**Record set**
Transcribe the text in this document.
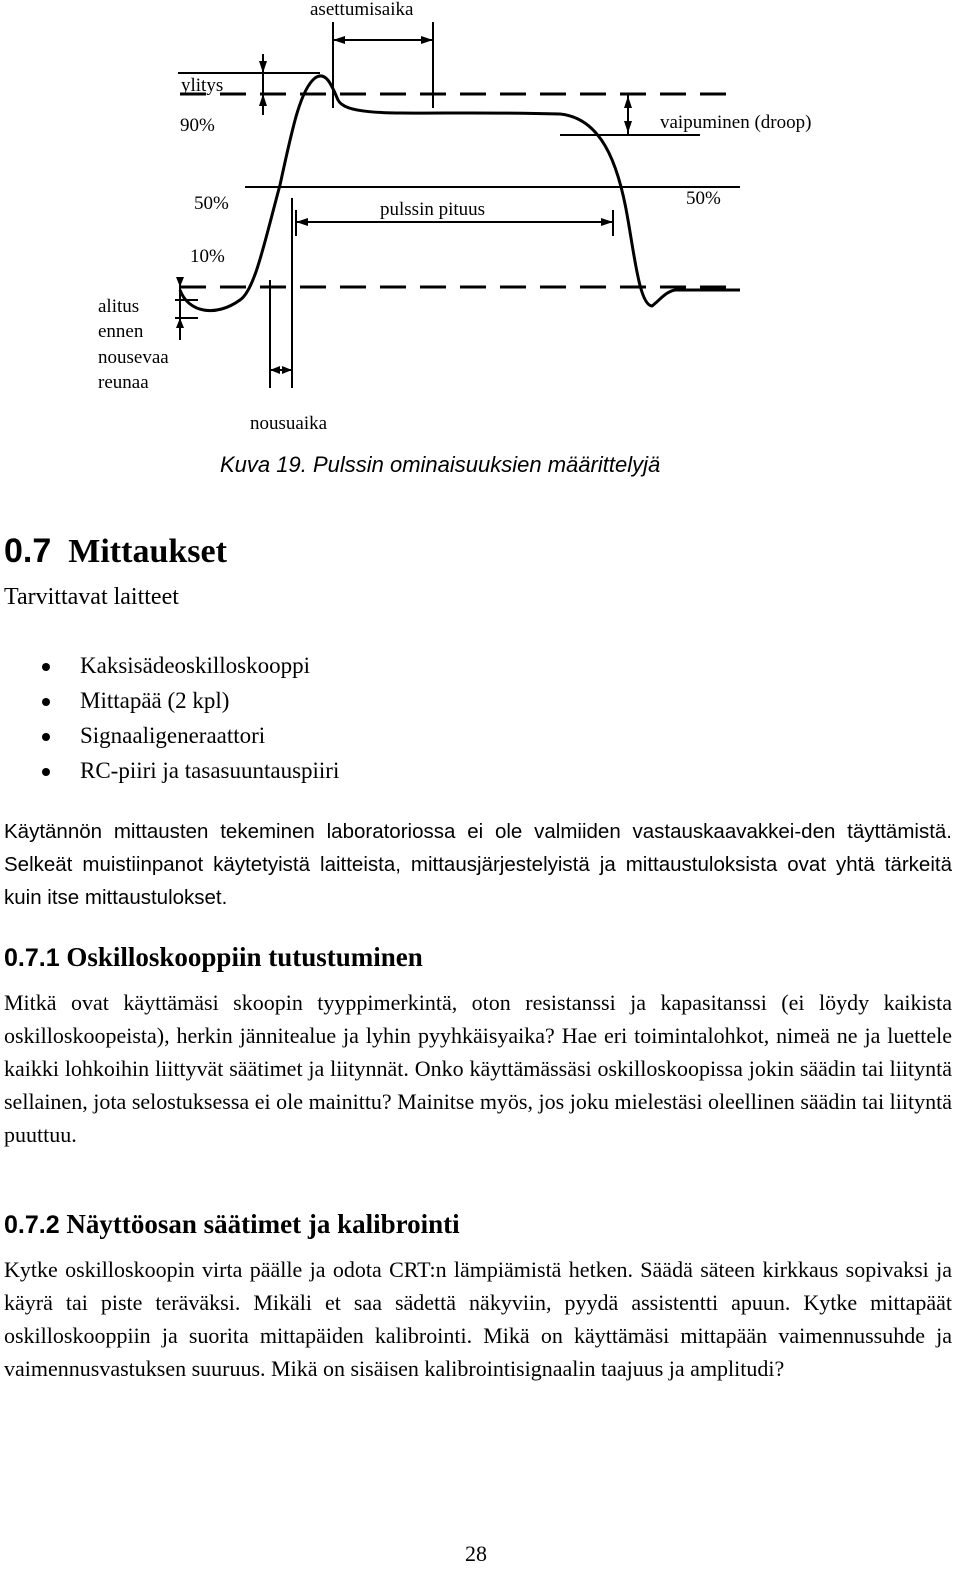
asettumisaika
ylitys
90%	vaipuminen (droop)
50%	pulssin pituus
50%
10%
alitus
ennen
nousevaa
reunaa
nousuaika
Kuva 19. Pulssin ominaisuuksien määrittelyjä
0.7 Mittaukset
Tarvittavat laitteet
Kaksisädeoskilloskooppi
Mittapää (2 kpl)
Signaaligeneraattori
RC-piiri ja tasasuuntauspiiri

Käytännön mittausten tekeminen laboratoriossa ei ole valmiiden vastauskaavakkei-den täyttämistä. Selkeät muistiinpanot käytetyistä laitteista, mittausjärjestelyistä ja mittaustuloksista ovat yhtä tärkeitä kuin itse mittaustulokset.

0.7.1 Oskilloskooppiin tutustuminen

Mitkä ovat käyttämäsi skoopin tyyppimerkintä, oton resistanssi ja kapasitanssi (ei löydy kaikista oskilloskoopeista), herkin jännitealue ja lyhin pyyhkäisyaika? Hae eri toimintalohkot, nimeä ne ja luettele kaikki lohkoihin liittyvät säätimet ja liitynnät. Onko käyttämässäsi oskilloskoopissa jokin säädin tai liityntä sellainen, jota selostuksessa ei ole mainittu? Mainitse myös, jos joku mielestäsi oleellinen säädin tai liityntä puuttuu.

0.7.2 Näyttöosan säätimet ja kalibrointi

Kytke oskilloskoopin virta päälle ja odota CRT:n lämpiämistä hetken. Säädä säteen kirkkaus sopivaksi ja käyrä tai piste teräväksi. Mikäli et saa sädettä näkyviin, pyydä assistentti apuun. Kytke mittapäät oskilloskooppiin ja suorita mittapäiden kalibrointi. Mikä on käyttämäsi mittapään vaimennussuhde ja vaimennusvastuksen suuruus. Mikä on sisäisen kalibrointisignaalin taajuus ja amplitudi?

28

**Short task**
Looking at the entries above, state how many lines contain "käyttämäsi"; give the number alone.

**Final result**
2